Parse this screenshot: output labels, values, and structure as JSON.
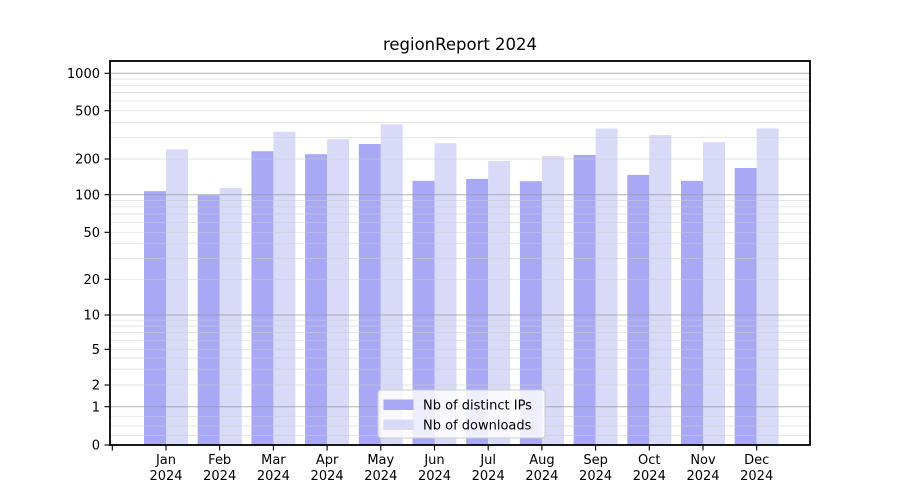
{
  "chart_data": {
    "type": "bar",
    "title": "regionReport 2024",
    "categories": [
      "Jan",
      "Feb",
      "Mar",
      "Apr",
      "May",
      "Jun",
      "Jul",
      "Aug",
      "Sep",
      "Oct",
      "Nov",
      "Dec"
    ],
    "year": "2024",
    "series": [
      {
        "name": "Nb of distinct IPs",
        "color": "#a8a8f5",
        "values": [
          107,
          99,
          232,
          219,
          266,
          131,
          136,
          130,
          216,
          147,
          131,
          168
        ]
      },
      {
        "name": "Nb of downloads",
        "color": "#d9d9f8",
        "values": [
          240,
          114,
          335,
          291,
          386,
          270,
          192,
          211,
          356,
          315,
          275,
          357
        ]
      }
    ],
    "yscale": "symlog",
    "yticks": [
      0,
      1,
      2,
      5,
      10,
      20,
      50,
      100,
      200,
      500,
      1000
    ],
    "ylim": [
      0,
      1150
    ],
    "grid": true,
    "legend_position": "lower center"
  },
  "colors": {
    "background": "#ffffff",
    "axis": "#000000",
    "grid_major": "#999999",
    "grid_minor": "#cccccc",
    "legend_border": "#cccccc",
    "legend_background": "#ffffff",
    "text": "#000000"
  }
}
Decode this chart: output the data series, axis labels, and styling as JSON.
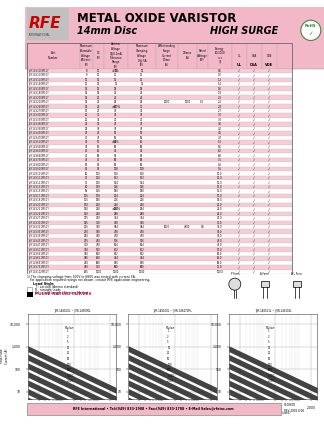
{
  "title_line1": "METAL OXIDE VARISTOR",
  "title_line2": "14mm Disc",
  "title_line3": "HIGH SURGE",
  "header_bg": "#f2b8c8",
  "pink_stripe": "#f5ccd8",
  "white": "#ffffff",
  "footer_text": "RFE International • Tel:(949) 833-1988 • Fax:(949) 833-1788 • E-Mail Sales@rfeinc.com",
  "doc_num": "C100809",
  "rev": "REV 2008.8.08",
  "chart1_title": "JVR-14S100L ~ JVR-14S090L",
  "chart2_title": "JVR-14S100L ~ JVR-14S471ML",
  "chart3_title": "JVR-14S511L ~ JVR-14S102L",
  "table_rows": [
    [
      "JVR14S100M51Y",
      "8",
      "10",
      "10",
      "±20%",
      "38",
      "",
      "",
      "",
      "0.6",
      true,
      true,
      true
    ],
    [
      "JVR14S110M51Y",
      "9",
      "11",
      "11",
      "",
      "45",
      "",
      "",
      "",
      "1.0",
      true,
      true,
      true
    ],
    [
      "JVR14S120M51Y",
      "10",
      "12",
      "12",
      "",
      "48",
      "",
      "",
      "",
      "1.2",
      true,
      true,
      true
    ],
    [
      "JVR14S140M51Y",
      "11",
      "14",
      "16",
      "",
      "56",
      "2000",
      "1000",
      "0.1",
      "1.4",
      true,
      true,
      true
    ],
    [
      "JVR14S160M51Y",
      "14",
      "16",
      "18",
      "",
      "65",
      "",
      "",
      "",
      "1.6",
      true,
      true,
      true
    ],
    [
      "JVR14S180M51Y",
      "14",
      "18",
      "22",
      "",
      "72",
      "",
      "",
      "",
      "1.8",
      true,
      true,
      true
    ],
    [
      "JVR14S200M51Y",
      "14",
      "20",
      "24",
      "",
      "80",
      "",
      "",
      "",
      "2.0",
      true,
      true,
      true
    ],
    [
      "JVR14S220M51Y",
      "14",
      "22",
      "26",
      "",
      "88",
      "",
      "",
      "",
      "2.2",
      true,
      true,
      true
    ],
    [
      "JVR14S240M51Y",
      "14",
      "24",
      "30",
      "",
      "96",
      "",
      "",
      "",
      "2.4",
      true,
      true,
      true
    ],
    [
      "JVR14S270M51Y",
      "17",
      "27",
      "32",
      "",
      "108",
      "",
      "",
      "",
      "2.7",
      true,
      true,
      true
    ],
    [
      "JVR14S300M51Y",
      "20",
      "30",
      "36",
      "",
      "120",
      "",
      "",
      "",
      "3.0",
      true,
      true,
      true
    ],
    [
      "JVR14S330M51Y",
      "20",
      "33",
      "40",
      "",
      "132",
      "",
      "",
      "",
      "3.3",
      true,
      true,
      true
    ],
    [
      "JVR14S360M51Y",
      "22",
      "36",
      "43",
      "",
      "144",
      "",
      "",
      "",
      "3.6",
      true,
      true,
      true
    ],
    [
      "JVR14S390M51Y",
      "25",
      "39",
      "47",
      "",
      "156",
      "",
      "",
      "",
      "4.0",
      true,
      true,
      true
    ],
    [
      "JVR14S430M51Y",
      "27",
      "43",
      "52",
      "",
      "172",
      "",
      "",
      "",
      "4.5",
      true,
      true,
      true
    ],
    [
      "JVR14S470M51Y",
      "30",
      "47",
      "56",
      "",
      "188",
      "",
      "",
      "",
      "4.7",
      true,
      true,
      true
    ],
    [
      "JVR14S510M51Y",
      "32",
      "51",
      "62",
      "±10%",
      "205",
      "",
      "",
      "",
      "5.1",
      true,
      true,
      true
    ],
    [
      "JVR14S560M51Y",
      "35",
      "56",
      "68",
      "",
      "224",
      "",
      "",
      "",
      "5.6",
      true,
      true,
      true
    ],
    [
      "JVR14S620M51Y",
      "40",
      "62",
      "74",
      "",
      "248",
      "",
      "",
      "",
      "6.2",
      true,
      true,
      true
    ],
    [
      "JVR14S680M51Y",
      "40",
      "68",
      "82",
      "",
      "272",
      "",
      "",
      "",
      "6.8",
      true,
      true,
      true
    ],
    [
      "JVR14S750M51Y",
      "45",
      "75",
      "90",
      "",
      "300",
      "",
      "",
      "",
      "7.5",
      true,
      true,
      true
    ],
    [
      "JVR14S820M51Y",
      "50",
      "82",
      "98",
      "",
      "328",
      "",
      "",
      "",
      "8.2",
      true,
      true,
      true
    ],
    [
      "JVR14S910M51Y",
      "55",
      "91",
      "108",
      "",
      "364",
      "",
      "",
      "",
      "9.1",
      true,
      true,
      true
    ],
    [
      "JVR14S101M51Y",
      "60",
      "100",
      "120",
      "",
      "400",
      "",
      "",
      "",
      "10.0",
      true,
      true,
      true
    ],
    [
      "JVR14S111M51Y",
      "70",
      "110",
      "132",
      "",
      "440",
      "",
      "",
      "",
      "11.0",
      true,
      true,
      true
    ],
    [
      "JVR14S121M51Y",
      "75",
      "120",
      "144",
      "",
      "480",
      "",
      "",
      "",
      "12.0",
      true,
      true,
      true
    ],
    [
      "JVR14S131M51Y",
      "80",
      "130",
      "156",
      "",
      "520",
      "6000",
      "4500",
      "0.6",
      "13.0",
      true,
      true,
      true
    ],
    [
      "JVR14S151M51Y",
      "95",
      "150",
      "180",
      "",
      "600",
      "",
      "",
      "",
      "15.0",
      true,
      true,
      true
    ],
    [
      "JVR14S171M51Y",
      "115",
      "170",
      "204",
      "",
      "680",
      "",
      "",
      "",
      "17.0",
      true,
      true,
      true
    ],
    [
      "JVR14S181M51Y",
      "115",
      "180",
      "216",
      "",
      "720",
      "",
      "",
      "",
      "18.0",
      true,
      true,
      true
    ],
    [
      "JVR14S201M51Y",
      "130",
      "200",
      "240",
      "",
      "800",
      "",
      "",
      "",
      "20.0",
      true,
      true,
      true
    ],
    [
      "JVR14S221M51Y",
      "140",
      "220",
      "264",
      "",
      "880",
      "",
      "",
      "",
      "22.0",
      true,
      true,
      true
    ],
    [
      "JVR14S241M51Y",
      "150",
      "240",
      "288",
      "",
      "960",
      "",
      "",
      "",
      "24.0",
      true,
      true,
      true
    ],
    [
      "JVR14S271M51Y",
      "175",
      "270",
      "324",
      "",
      "1060",
      "",
      "",
      "",
      "27.0",
      true,
      true,
      true
    ],
    [
      "JVR14S301M51Y",
      "195",
      "300",
      "360",
      "",
      "1200",
      "",
      "",
      "",
      "30.0",
      true,
      true,
      true
    ],
    [
      "JVR14S321M51Y",
      "205",
      "320",
      "384",
      "",
      "1280",
      "",
      "",
      "",
      "32.0",
      true,
      true,
      true
    ],
    [
      "JVR14S361M51Y",
      "230",
      "360",
      "430",
      "",
      "1440",
      "",
      "",
      "",
      "36.0",
      true,
      true,
      true
    ],
    [
      "JVR14S391M51Y",
      "250",
      "390",
      "470",
      "",
      "1560",
      "",
      "",
      "",
      "39.0",
      true,
      true,
      true
    ],
    [
      "JVR14S431M51Y",
      "275",
      "430",
      "516",
      "",
      "1720",
      "",
      "",
      "",
      "43.0",
      true,
      true,
      true
    ],
    [
      "JVR14S471M51Y",
      "300",
      "470",
      "564",
      "",
      "1880",
      "",
      "",
      "",
      "47.0",
      true,
      true,
      true
    ],
    [
      "JVR14S511M51Y",
      "320",
      "510",
      "612",
      "",
      "2050",
      "",
      "",
      "",
      "51.0",
      true,
      true,
      true
    ],
    [
      "JVR14S561M51Y",
      "350",
      "560",
      "672",
      "",
      "2240",
      "",
      "",
      "",
      "56.0",
      true,
      true,
      true
    ],
    [
      "JVR14S621M51Y",
      "385",
      "620",
      "744",
      "",
      "2480",
      "",
      "",
      "",
      "62.0",
      true,
      true,
      true
    ],
    [
      "JVR14S681M51Y",
      "420",
      "680",
      "820",
      "",
      "2720",
      "",
      "",
      "",
      "68.0",
      true,
      true,
      true
    ],
    [
      "JVR14S751M51Y",
      "460",
      "750",
      "900",
      "",
      "3000",
      "",
      "",
      "",
      "75.0",
      true,
      true,
      true
    ],
    [
      "JVR14S102M51Y",
      "625",
      "1000",
      "1200",
      "",
      "4000",
      "",
      "",
      "",
      "100.0",
      true,
      true,
      true
    ]
  ]
}
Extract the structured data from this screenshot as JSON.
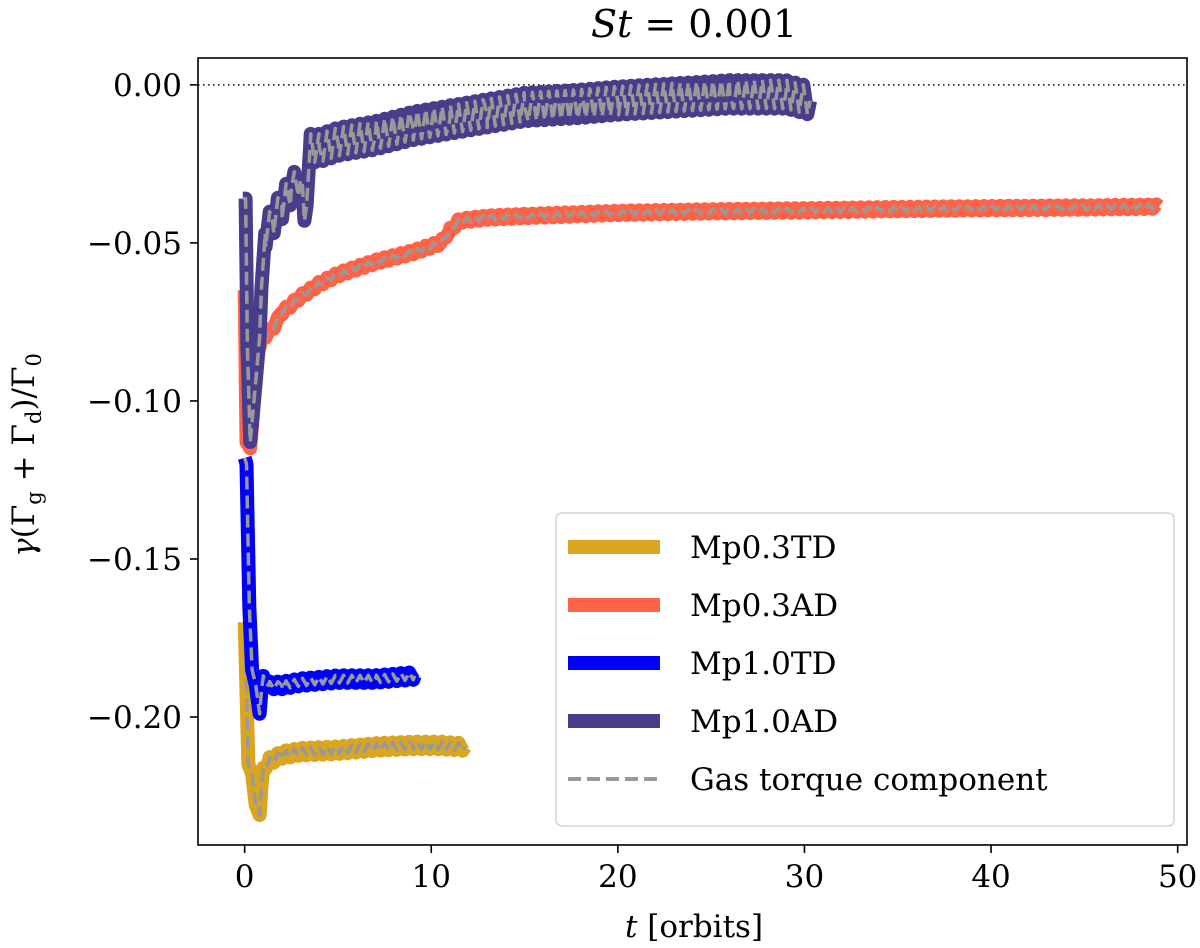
{
  "chart_data": {
    "type": "line",
    "title_math": "St",
    "title_eq": " = 0.001",
    "xlabel_var": "t",
    "xlabel_unit": " [orbits]",
    "ylabel": "γ(Γg + Γd)/Γ0",
    "ylabel_parts": {
      "gamma": "γ",
      "open": "(Γ",
      "sub_g": "g",
      "plus": " + Γ",
      "sub_d": "d",
      "close": ")/Γ",
      "sub_0": "0"
    },
    "xlim": [
      -2.5,
      50.5
    ],
    "ylim": [
      -0.2405,
      0.0085
    ],
    "xticks": [
      0,
      10,
      20,
      30,
      40,
      50
    ],
    "xtick_labels": [
      "0",
      "10",
      "20",
      "30",
      "40",
      "50"
    ],
    "yticks": [
      0.0,
      -0.05,
      -0.1,
      -0.15,
      -0.2
    ],
    "ytick_labels": [
      "0.00",
      "−0.05",
      "−0.10",
      "−0.15",
      "−0.20"
    ],
    "reference_line": {
      "y": 0.0,
      "style": "dotted"
    },
    "legend_position": "lower-right",
    "legend": [
      {
        "label": "Mp0.3TD",
        "color": "#DAA520"
      },
      {
        "label": "Mp0.3AD",
        "color": "#FF6347"
      },
      {
        "label": "Mp1.0TD",
        "color": "#0000FF"
      },
      {
        "label": "Mp1.0AD",
        "color": "#483D8B"
      },
      {
        "label": "Gas torque component",
        "color": "#999999",
        "dashed": true
      }
    ],
    "series": [
      {
        "name": "Mp0.3TD",
        "color": "#DAA520",
        "osc_amp": 0.0012,
        "x": [
          0.0,
          0.2,
          0.4,
          0.6,
          0.8,
          1.0,
          1.3,
          2.0,
          3.0,
          5.0,
          7.0,
          9.0,
          10.5,
          11.8
        ],
        "y": [
          -0.17,
          -0.215,
          -0.218,
          -0.228,
          -0.231,
          -0.216,
          -0.214,
          -0.212,
          -0.211,
          -0.2105,
          -0.2095,
          -0.209,
          -0.209,
          -0.2095
        ]
      },
      {
        "name": "Mp0.3AD",
        "color": "#FF6347",
        "osc_amp": 0.0007,
        "x": [
          0.0,
          0.1,
          0.3,
          0.5,
          0.7,
          1.0,
          1.5,
          2.0,
          3.0,
          4.0,
          5.0,
          7.0,
          9.0,
          10.5,
          11.0,
          11.5,
          13.0,
          15.0,
          20.0,
          25.0,
          30.0,
          35.0,
          40.0,
          45.0,
          49.0
        ],
        "y": [
          -0.065,
          -0.113,
          -0.115,
          -0.1,
          -0.085,
          -0.08,
          -0.077,
          -0.072,
          -0.067,
          -0.063,
          -0.06,
          -0.056,
          -0.053,
          -0.05,
          -0.046,
          -0.043,
          -0.042,
          -0.0415,
          -0.0405,
          -0.04,
          -0.0397,
          -0.0393,
          -0.039,
          -0.0388,
          -0.0385
        ]
      },
      {
        "name": "Mp1.0TD",
        "color": "#0000FF",
        "osc_amp": 0.0012,
        "x": [
          0.0,
          0.1,
          0.25,
          0.4,
          0.6,
          0.8,
          1.0,
          1.3,
          2.0,
          3.0,
          5.0,
          7.0,
          9.1
        ],
        "y": [
          -0.118,
          -0.12,
          -0.165,
          -0.185,
          -0.19,
          -0.199,
          -0.187,
          -0.19,
          -0.19,
          -0.189,
          -0.188,
          -0.188,
          -0.187
        ]
      },
      {
        "name": "Mp1.0AD",
        "color": "#483D8B",
        "osc_amp": 0.0045,
        "x": [
          -0.1,
          0.05,
          0.15,
          0.3,
          0.5,
          0.8,
          1.1,
          1.5,
          2.0,
          2.5,
          3.0,
          3.2,
          3.5,
          4.0,
          5.0,
          7.0,
          9.0,
          11.0,
          13.0,
          15.0,
          18.0,
          20.0,
          23.0,
          26.0,
          29.0,
          30.3
        ],
        "y": [
          -0.036,
          -0.036,
          -0.083,
          -0.113,
          -0.1,
          -0.08,
          -0.047,
          -0.043,
          -0.038,
          -0.033,
          -0.03,
          -0.043,
          -0.02,
          -0.02,
          -0.018,
          -0.016,
          -0.013,
          -0.011,
          -0.009,
          -0.007,
          -0.006,
          -0.005,
          -0.004,
          -0.003,
          -0.003,
          -0.005
        ]
      }
    ]
  }
}
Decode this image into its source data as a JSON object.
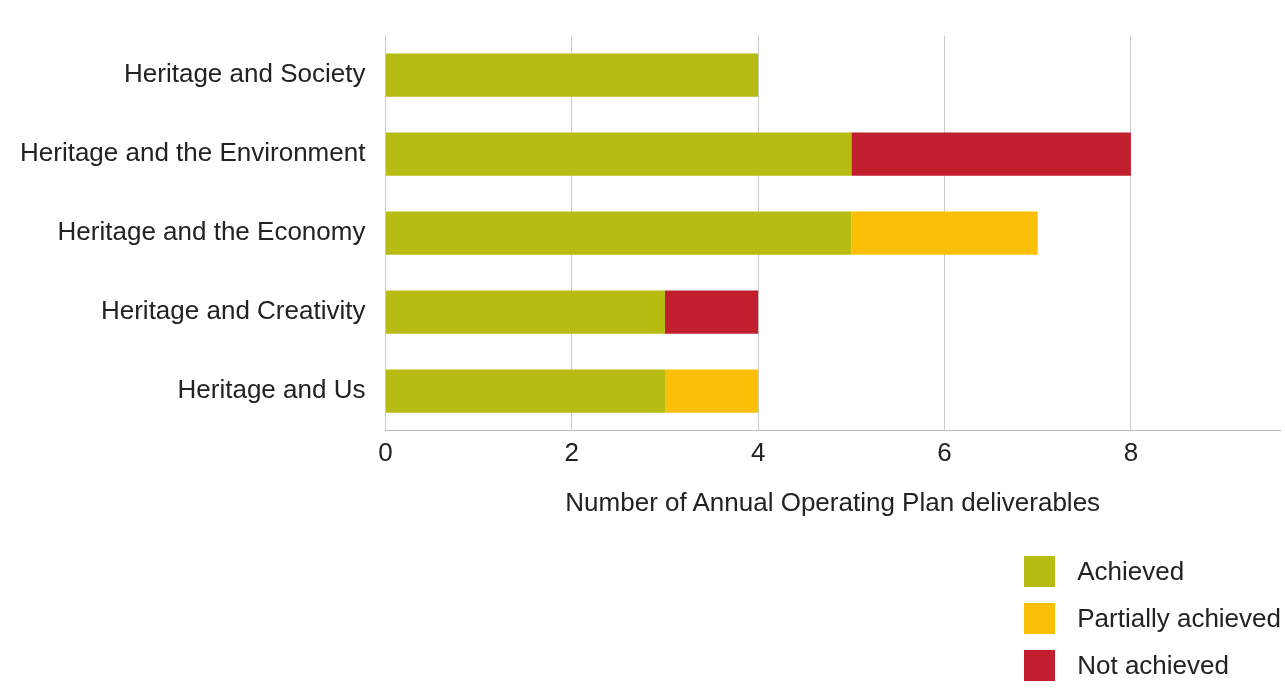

━━━━━━━━━━━━━━━━━━━━━━━━━━━━━━

• _Task objective_: Where a line holds "Decode", copy it out.

• _Response to this exercise_:
Decode this chart: output the data series, axis labels, and styling as JSON.
Decode this image into its source data as a JSON object.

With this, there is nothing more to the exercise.